══ Material for the task ══
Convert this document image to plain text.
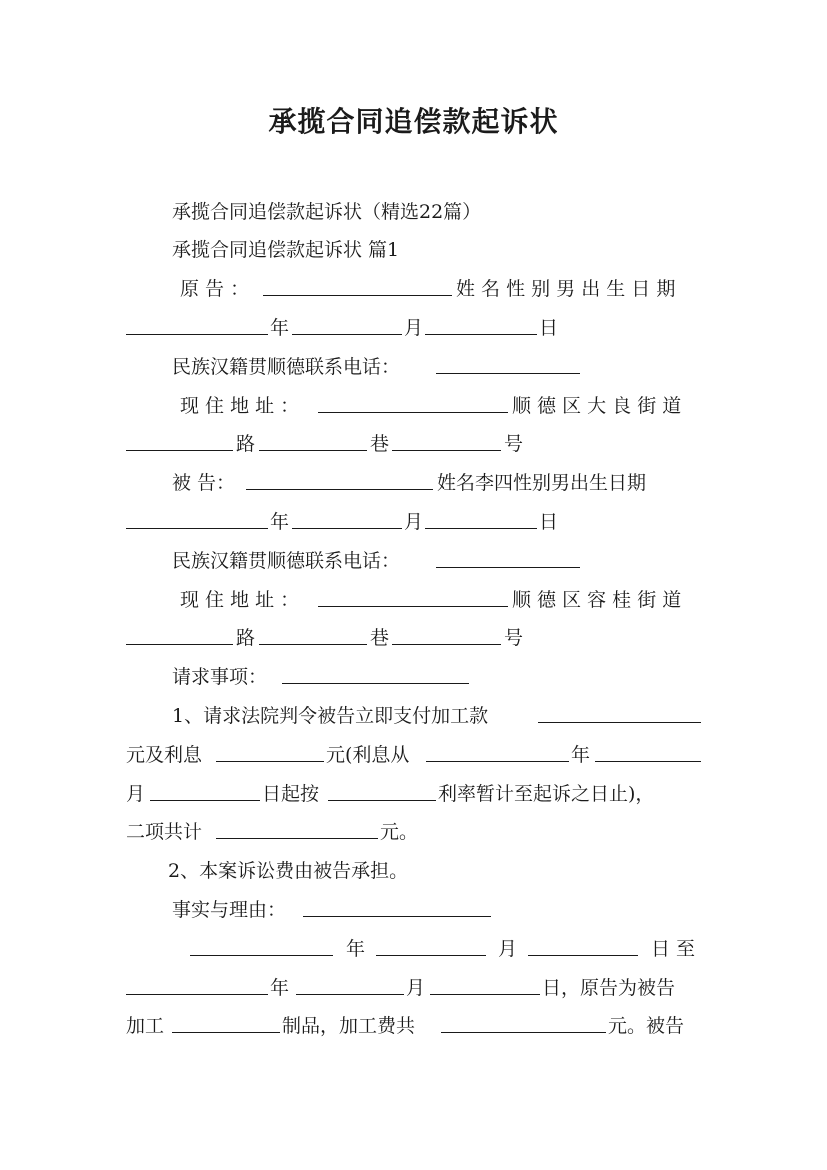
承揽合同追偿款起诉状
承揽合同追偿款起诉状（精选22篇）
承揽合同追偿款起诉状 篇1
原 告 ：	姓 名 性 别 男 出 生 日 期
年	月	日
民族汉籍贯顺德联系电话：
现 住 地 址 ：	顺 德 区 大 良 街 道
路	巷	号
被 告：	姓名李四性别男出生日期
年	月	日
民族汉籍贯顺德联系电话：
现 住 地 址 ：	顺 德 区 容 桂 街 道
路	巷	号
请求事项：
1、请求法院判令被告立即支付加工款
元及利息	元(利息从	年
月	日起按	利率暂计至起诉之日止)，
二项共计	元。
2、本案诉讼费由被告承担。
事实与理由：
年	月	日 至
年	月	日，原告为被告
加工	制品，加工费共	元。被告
═══
- [Directions for this task] Do not include images; quote all of the entries above exactly.

- [Solution]
Convert this document image to plain text.
承揽合同追偿款起诉状
承揽合同追偿款起诉状（精选22篇）
承揽合同追偿款起诉状 篇1
原 告 ：	姓 名 性 别 男 出 生 日 期
年	月	日
民族汉籍贯顺德联系电话：
现 住 地 址 ：	顺 德 区 大 良 街 道
路	巷	号
被 告：	姓名李四性别男出生日期
年	月	日
民族汉籍贯顺德联系电话：
现 住 地 址 ：	顺 德 区 容 桂 街 道
路	巷	号
请求事项：
1、请求法院判令被告立即支付加工款
元及利息	元(利息从	年
月	日起按	利率暂计至起诉之日止)，
二项共计	元。
2、本案诉讼费由被告承担。
事实与理由：
年	月	日 至
年	月	日，原告为被告
加工	制品，加工费共	元。被告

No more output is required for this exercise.